__Records for this task__.
>> Begin

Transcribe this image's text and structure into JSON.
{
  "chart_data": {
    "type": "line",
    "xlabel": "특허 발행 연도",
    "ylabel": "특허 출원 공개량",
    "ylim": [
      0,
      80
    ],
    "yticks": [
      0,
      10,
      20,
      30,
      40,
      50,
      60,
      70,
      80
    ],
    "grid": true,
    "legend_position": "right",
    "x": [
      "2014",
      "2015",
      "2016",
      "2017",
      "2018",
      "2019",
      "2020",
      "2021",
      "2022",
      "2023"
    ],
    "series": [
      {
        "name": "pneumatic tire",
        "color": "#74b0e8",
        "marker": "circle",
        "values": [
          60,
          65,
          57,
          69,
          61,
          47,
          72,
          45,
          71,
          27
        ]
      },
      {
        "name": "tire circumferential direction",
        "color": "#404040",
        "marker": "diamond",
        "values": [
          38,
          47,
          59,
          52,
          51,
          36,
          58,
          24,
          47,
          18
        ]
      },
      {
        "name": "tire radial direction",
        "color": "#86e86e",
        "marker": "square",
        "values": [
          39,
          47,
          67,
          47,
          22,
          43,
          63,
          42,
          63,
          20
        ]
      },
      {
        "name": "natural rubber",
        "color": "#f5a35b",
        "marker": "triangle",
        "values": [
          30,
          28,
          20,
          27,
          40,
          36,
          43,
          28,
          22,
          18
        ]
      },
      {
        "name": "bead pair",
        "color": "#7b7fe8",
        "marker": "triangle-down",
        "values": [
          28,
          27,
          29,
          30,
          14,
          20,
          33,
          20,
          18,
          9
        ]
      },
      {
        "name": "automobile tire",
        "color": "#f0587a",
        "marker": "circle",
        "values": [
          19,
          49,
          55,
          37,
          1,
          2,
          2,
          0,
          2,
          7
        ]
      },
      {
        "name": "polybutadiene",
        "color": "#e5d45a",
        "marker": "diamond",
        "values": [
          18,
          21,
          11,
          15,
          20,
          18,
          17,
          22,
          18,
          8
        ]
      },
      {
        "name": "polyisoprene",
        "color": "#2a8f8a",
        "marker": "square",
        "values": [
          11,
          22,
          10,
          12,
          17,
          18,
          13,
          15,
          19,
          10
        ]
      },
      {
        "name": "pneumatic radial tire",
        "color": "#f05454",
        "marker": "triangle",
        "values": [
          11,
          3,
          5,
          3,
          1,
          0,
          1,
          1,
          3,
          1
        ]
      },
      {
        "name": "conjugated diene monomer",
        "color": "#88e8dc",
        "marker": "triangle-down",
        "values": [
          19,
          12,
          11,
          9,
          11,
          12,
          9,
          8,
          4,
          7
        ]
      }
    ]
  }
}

>> End

From the data above, extract every line in its exact form.

__The reply__.
Transcribe this image's text and structure into JSON.
{
  "chart_data": {
    "type": "line",
    "xlabel": "특허 발행 연도",
    "ylabel": "특허 출원 공개량",
    "ylim": [
      0,
      80
    ],
    "yticks": [
      0,
      10,
      20,
      30,
      40,
      50,
      60,
      70,
      80
    ],
    "grid": true,
    "legend_position": "right",
    "x": [
      "2014",
      "2015",
      "2016",
      "2017",
      "2018",
      "2019",
      "2020",
      "2021",
      "2022",
      "2023"
    ],
    "series": [
      {
        "name": "pneumatic tire",
        "color": "#74b0e8",
        "marker": "circle",
        "values": [
          60,
          65,
          57,
          69,
          61,
          47,
          72,
          45,
          71,
          27
        ]
      },
      {
        "name": "tire circumferential direction",
        "color": "#404040",
        "marker": "diamond",
        "values": [
          38,
          47,
          59,
          52,
          51,
          36,
          58,
          24,
          47,
          18
        ]
      },
      {
        "name": "tire radial direction",
        "color": "#86e86e",
        "marker": "square",
        "values": [
          39,
          47,
          67,
          47,
          22,
          43,
          63,
          42,
          63,
          20
        ]
      },
      {
        "name": "natural rubber",
        "color": "#f5a35b",
        "marker": "triangle",
        "values": [
          30,
          28,
          20,
          27,
          40,
          36,
          43,
          28,
          22,
          18
        ]
      },
      {
        "name": "bead pair",
        "color": "#7b7fe8",
        "marker": "triangle-down",
        "values": [
          28,
          27,
          29,
          30,
          14,
          20,
          33,
          20,
          18,
          9
        ]
      },
      {
        "name": "automobile tire",
        "color": "#f0587a",
        "marker": "circle",
        "values": [
          19,
          49,
          55,
          37,
          1,
          2,
          2,
          0,
          2,
          7
        ]
      },
      {
        "name": "polybutadiene",
        "color": "#e5d45a",
        "marker": "diamond",
        "values": [
          18,
          21,
          11,
          15,
          20,
          18,
          17,
          22,
          18,
          8
        ]
      },
      {
        "name": "polyisoprene",
        "color": "#2a8f8a",
        "marker": "square",
        "values": [
          11,
          22,
          10,
          12,
          17,
          18,
          13,
          15,
          19,
          10
        ]
      },
      {
        "name": "pneumatic radial tire",
        "color": "#f05454",
        "marker": "triangle",
        "values": [
          11,
          3,
          5,
          3,
          1,
          0,
          1,
          1,
          3,
          1
        ]
      },
      {
        "name": "conjugated diene monomer",
        "color": "#88e8dc",
        "marker": "triangle-down",
        "values": [
          19,
          12,
          11,
          9,
          11,
          12,
          9,
          8,
          4,
          7
        ]
      }
    ]
  }
}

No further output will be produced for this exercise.